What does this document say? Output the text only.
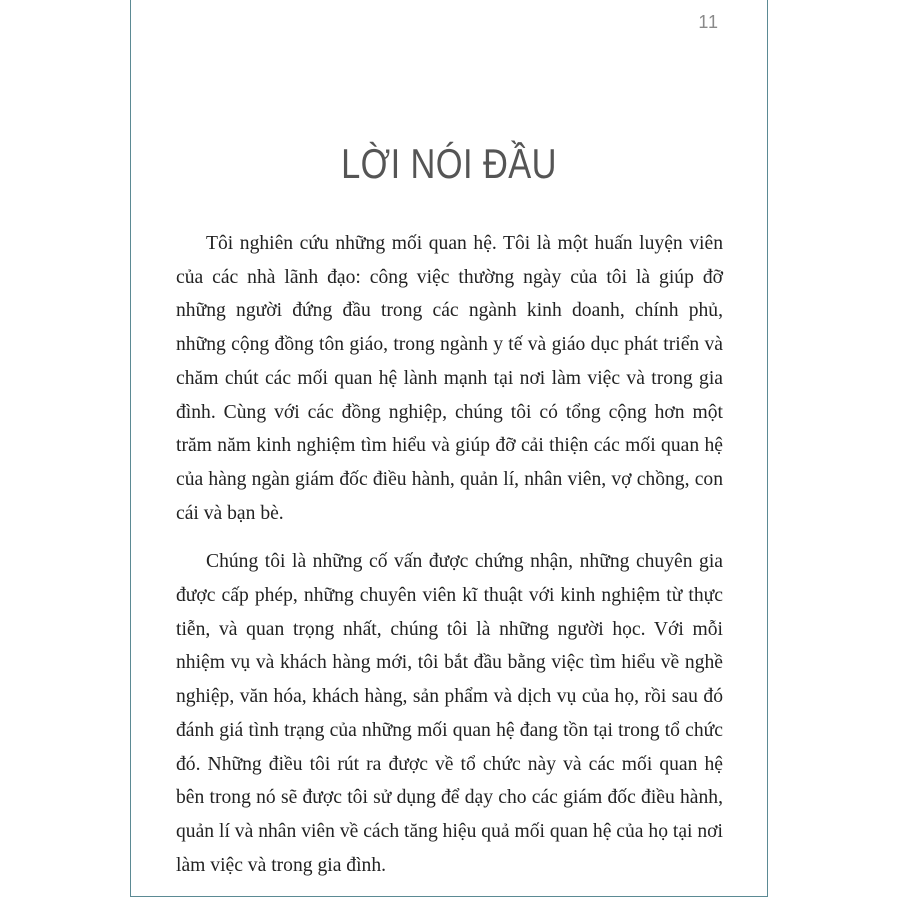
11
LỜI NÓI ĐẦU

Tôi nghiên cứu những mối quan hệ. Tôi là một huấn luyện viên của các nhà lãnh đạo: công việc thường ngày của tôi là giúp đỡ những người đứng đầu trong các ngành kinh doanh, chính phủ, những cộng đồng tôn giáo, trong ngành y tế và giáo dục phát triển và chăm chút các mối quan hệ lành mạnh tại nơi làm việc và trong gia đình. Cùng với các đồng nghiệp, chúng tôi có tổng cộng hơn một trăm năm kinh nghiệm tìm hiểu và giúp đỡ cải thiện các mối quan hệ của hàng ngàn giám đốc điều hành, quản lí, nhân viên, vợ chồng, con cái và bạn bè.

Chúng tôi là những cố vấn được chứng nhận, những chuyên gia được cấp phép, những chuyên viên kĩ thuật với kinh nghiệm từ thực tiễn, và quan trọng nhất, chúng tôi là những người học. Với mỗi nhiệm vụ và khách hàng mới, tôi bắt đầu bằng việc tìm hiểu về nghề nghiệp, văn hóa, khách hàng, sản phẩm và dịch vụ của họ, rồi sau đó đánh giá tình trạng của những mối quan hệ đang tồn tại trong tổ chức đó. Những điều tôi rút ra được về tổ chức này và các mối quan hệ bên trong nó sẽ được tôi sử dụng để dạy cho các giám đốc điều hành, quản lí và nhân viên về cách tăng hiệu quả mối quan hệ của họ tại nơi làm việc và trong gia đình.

========================================================================

**Exercise goal**
Every line above should be repeated exactly; pictures stay out of the copy.

**Response**
What does this document say? Output the text only.
11
LỜI NÓI ĐẦU

Tôi nghiên cứu những mối quan hệ. Tôi là một huấn luyện viên của các nhà lãnh đạo: công việc thường ngày của tôi là giúp đỡ những người đứng đầu trong các ngành kinh doanh, chính phủ, những cộng đồng tôn giáo, trong ngành y tế và giáo dục phát triển và chăm chút các mối quan hệ lành mạnh tại nơi làm việc và trong gia đình. Cùng với các đồng nghiệp, chúng tôi có tổng cộng hơn một trăm năm kinh nghiệm tìm hiểu và giúp đỡ cải thiện các mối quan hệ của hàng ngàn giám đốc điều hành, quản lí, nhân viên, vợ chồng, con cái và bạn bè.

Chúng tôi là những cố vấn được chứng nhận, những chuyên gia được cấp phép, những chuyên viên kĩ thuật với kinh nghiệm từ thực tiễn, và quan trọng nhất, chúng tôi là những người học. Với mỗi nhiệm vụ và khách hàng mới, tôi bắt đầu bằng việc tìm hiểu về nghề nghiệp, văn hóa, khách hàng, sản phẩm và dịch vụ của họ, rồi sau đó đánh giá tình trạng của những mối quan hệ đang tồn tại trong tổ chức đó. Những điều tôi rút ra được về tổ chức này và các mối quan hệ bên trong nó sẽ được tôi sử dụng để dạy cho các giám đốc điều hành, quản lí và nhân viên về cách tăng hiệu quả mối quan hệ của họ tại nơi làm việc và trong gia đình.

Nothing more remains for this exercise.